┌─ Records supplied
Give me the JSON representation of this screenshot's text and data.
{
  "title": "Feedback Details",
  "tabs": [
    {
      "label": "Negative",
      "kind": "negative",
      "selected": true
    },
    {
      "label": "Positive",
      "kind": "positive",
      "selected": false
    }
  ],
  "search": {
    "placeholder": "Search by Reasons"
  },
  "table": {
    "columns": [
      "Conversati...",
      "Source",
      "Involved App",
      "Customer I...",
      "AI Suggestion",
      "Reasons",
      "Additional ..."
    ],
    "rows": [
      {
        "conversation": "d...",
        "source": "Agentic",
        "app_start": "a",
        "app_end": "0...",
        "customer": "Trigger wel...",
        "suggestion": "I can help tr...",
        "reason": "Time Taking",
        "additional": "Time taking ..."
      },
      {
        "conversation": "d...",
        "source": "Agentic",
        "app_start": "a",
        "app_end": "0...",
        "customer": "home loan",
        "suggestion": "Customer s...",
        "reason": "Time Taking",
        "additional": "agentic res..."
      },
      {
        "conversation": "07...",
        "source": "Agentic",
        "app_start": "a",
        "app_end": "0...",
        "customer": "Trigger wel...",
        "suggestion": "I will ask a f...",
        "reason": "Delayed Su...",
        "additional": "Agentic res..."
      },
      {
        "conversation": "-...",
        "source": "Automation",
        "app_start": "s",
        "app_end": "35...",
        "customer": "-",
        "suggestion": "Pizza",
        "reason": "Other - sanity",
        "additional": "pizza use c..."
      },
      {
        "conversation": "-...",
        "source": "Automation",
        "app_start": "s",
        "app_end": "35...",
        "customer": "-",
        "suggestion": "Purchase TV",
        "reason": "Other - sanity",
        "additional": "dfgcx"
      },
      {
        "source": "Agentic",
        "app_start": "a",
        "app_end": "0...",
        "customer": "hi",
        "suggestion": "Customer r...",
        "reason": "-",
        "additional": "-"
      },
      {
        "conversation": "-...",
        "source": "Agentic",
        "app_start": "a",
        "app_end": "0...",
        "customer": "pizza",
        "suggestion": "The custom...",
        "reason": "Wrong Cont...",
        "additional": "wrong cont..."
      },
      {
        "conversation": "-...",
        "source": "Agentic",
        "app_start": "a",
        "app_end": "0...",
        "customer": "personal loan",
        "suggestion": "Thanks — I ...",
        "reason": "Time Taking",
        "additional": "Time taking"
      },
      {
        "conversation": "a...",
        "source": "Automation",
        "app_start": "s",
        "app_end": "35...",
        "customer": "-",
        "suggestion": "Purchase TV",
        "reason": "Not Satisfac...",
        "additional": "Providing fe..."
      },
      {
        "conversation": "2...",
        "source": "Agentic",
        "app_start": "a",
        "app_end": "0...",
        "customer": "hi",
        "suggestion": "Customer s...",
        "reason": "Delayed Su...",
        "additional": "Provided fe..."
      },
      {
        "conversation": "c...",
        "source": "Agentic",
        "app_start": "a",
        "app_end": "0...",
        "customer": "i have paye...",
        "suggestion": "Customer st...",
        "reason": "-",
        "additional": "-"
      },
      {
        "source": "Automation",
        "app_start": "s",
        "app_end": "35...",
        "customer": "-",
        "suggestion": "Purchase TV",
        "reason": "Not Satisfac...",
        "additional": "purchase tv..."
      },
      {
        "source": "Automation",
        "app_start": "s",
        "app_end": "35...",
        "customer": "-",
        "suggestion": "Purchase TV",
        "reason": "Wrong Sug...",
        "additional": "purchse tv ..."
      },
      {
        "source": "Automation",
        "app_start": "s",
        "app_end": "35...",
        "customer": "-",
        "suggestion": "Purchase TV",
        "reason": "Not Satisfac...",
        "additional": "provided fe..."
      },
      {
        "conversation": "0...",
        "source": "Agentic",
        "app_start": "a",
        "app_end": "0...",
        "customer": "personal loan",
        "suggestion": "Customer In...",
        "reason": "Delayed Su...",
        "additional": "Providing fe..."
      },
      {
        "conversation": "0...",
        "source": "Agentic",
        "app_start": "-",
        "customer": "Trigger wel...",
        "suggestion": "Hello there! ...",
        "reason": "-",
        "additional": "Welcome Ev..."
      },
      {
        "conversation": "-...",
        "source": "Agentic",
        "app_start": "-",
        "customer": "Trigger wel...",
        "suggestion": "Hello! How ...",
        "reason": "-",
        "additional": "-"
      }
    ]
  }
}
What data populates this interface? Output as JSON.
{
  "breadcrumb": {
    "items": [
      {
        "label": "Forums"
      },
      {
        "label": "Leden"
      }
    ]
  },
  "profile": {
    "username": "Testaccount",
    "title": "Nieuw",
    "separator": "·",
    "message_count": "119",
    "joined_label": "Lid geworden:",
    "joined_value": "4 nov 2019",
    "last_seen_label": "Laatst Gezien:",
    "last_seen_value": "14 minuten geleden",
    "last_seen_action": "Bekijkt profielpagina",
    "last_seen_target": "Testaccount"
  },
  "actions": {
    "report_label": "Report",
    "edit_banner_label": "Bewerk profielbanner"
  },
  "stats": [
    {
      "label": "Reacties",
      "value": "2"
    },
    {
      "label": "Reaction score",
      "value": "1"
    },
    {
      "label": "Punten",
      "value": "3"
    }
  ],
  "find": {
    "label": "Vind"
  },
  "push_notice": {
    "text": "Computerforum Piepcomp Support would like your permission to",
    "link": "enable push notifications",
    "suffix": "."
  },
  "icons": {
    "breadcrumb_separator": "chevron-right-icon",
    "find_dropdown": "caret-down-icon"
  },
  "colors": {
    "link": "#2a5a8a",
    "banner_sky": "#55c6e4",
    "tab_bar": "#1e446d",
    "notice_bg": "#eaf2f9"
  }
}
└─
All of the material above needs to be copied exactly.

* [Solution below]:
Give me the JSON representation of this screenshot's text and data.
{
  "title": "Feedback Details",
  "tabs": [
    {
      "label": "Negative",
      "kind": "negative",
      "selected": true
    },
    {
      "label": "Positive",
      "kind": "positive",
      "selected": false
    }
  ],
  "search": {
    "placeholder": "Search by Reasons"
  },
  "table": {
    "columns": [
      "Conversati...",
      "Source",
      "Involved App",
      "Customer I...",
      "AI Suggestion",
      "Reasons",
      "Additional ..."
    ],
    "rows": [
      {
        "conversation": "d...",
        "source": "Agentic",
        "app_start": "a",
        "app_end": "0...",
        "customer": "Trigger wel...",
        "suggestion": "I can help tr...",
        "reason": "Time Taking",
        "additional": "Time taking ..."
      },
      {
        "conversation": "d...",
        "source": "Agentic",
        "app_start": "a",
        "app_end": "0...",
        "customer": "home loan",
        "suggestion": "Customer s...",
        "reason": "Time Taking",
        "additional": "agentic res..."
      },
      {
        "conversation": "07...",
        "source": "Agentic",
        "app_start": "a",
        "app_end": "0...",
        "customer": "Trigger wel...",
        "suggestion": "I will ask a f...",
        "reason": "Delayed Su...",
        "additional": "Agentic res..."
      },
      {
        "conversation": "-...",
        "source": "Automation",
        "app_start": "s",
        "app_end": "35...",
        "customer": "-",
        "suggestion": "Pizza",
        "reason": "Other - sanity",
        "additional": "pizza use c..."
      },
      {
        "conversation": "-...",
        "source": "Automation",
        "app_start": "s",
        "app_end": "35...",
        "customer": "-",
        "suggestion": "Purchase TV",
        "reason": "Other - sanity",
        "additional": "dfgcx"
      },
      {
        "source": "Agentic",
        "app_start": "a",
        "app_end": "0...",
        "customer": "hi",
        "suggestion": "Customer r...",
        "reason": "-",
        "additional": "-"
      },
      {
        "conversation": "-...",
        "source": "Agentic",
        "app_start": "a",
        "app_end": "0...",
        "customer": "pizza",
        "suggestion": "The custom...",
        "reason": "Wrong Cont...",
        "additional": "wrong cont..."
      },
      {
        "conversation": "-...",
        "source": "Agentic",
        "app_start": "a",
        "app_end": "0...",
        "customer": "personal loan",
        "suggestion": "Thanks — I ...",
        "reason": "Time Taking",
        "additional": "Time taking"
      },
      {
        "conversation": "a...",
        "source": "Automation",
        "app_start": "s",
        "app_end": "35...",
        "customer": "-",
        "suggestion": "Purchase TV",
        "reason": "Not Satisfac...",
        "additional": "Providing fe..."
      },
      {
        "conversation": "2...",
        "source": "Agentic",
        "app_start": "a",
        "app_end": "0...",
        "customer": "hi",
        "suggestion": "Customer s...",
        "reason": "Delayed Su...",
        "additional": "Provided fe..."
      },
      {
        "conversation": "c...",
        "source": "Agentic",
        "app_start": "a",
        "app_end": "0...",
        "customer": "i have paye...",
        "suggestion": "Customer st...",
        "reason": "-",
        "additional": "-"
      },
      {
        "source": "Automation",
        "app_start": "s",
        "app_end": "35...",
        "customer": "-",
        "suggestion": "Purchase TV",
        "reason": "Not Satisfac...",
        "additional": "purchase tv..."
      },
      {
        "source": "Automation",
        "app_start": "s",
        "app_end": "35...",
        "customer": "-",
        "suggestion": "Purchase TV",
        "reason": "Wrong Sug...",
        "additional": "purchse tv ..."
      },
      {
        "source": "Automation",
        "app_start": "s",
        "app_end": "35...",
        "customer": "-",
        "suggestion": "Purchase TV",
        "reason": "Not Satisfac...",
        "additional": "provided fe..."
      },
      {
        "conversation": "0...",
        "source": "Agentic",
        "app_start": "a",
        "app_end": "0...",
        "customer": "personal loan",
        "suggestion": "Customer In...",
        "reason": "Delayed Su...",
        "additional": "Providing fe..."
      },
      {
        "conversation": "0...",
        "source": "Agentic",
        "app_start": "-",
        "customer": "Trigger wel...",
        "suggestion": "Hello there! ...",
        "reason": "-",
        "additional": "Welcome Ev..."
      },
      {
        "conversation": "-...",
        "source": "Agentic",
        "app_start": "-",
        "customer": "Trigger wel...",
        "suggestion": "Hello! How ...",
        "reason": "-",
        "additional": "-"
      }
    ]
  }
}
What data populates this interface? Output as JSON.
{
  "breadcrumb": {
    "items": [
      {
        "label": "Forums"
      },
      {
        "label": "Leden"
      }
    ]
  },
  "profile": {
    "username": "Testaccount",
    "title": "Nieuw",
    "separator": "·",
    "message_count": "119",
    "joined_label": "Lid geworden:",
    "joined_value": "4 nov 2019",
    "last_seen_label": "Laatst Gezien:",
    "last_seen_value": "14 minuten geleden",
    "last_seen_action": "Bekijkt profielpagina",
    "last_seen_target": "Testaccount"
  },
  "actions": {
    "report_label": "Report",
    "edit_banner_label": "Bewerk profielbanner"
  },
  "stats": [
    {
      "label": "Reacties",
      "value": "2"
    },
    {
      "label": "Reaction score",
      "value": "1"
    },
    {
      "label": "Punten",
      "value": "3"
    }
  ],
  "find": {
    "label": "Vind"
  },
  "push_notice": {
    "text": "Computerforum Piepcomp Support would like your permission to",
    "link": "enable push notifications",
    "suffix": "."
  },
  "icons": {
    "breadcrumb_separator": "chevron-right-icon",
    "find_dropdown": "caret-down-icon"
  },
  "colors": {
    "link": "#2a5a8a",
    "banner_sky": "#55c6e4",
    "tab_bar": "#1e446d",
    "notice_bg": "#eaf2f9"
  }
}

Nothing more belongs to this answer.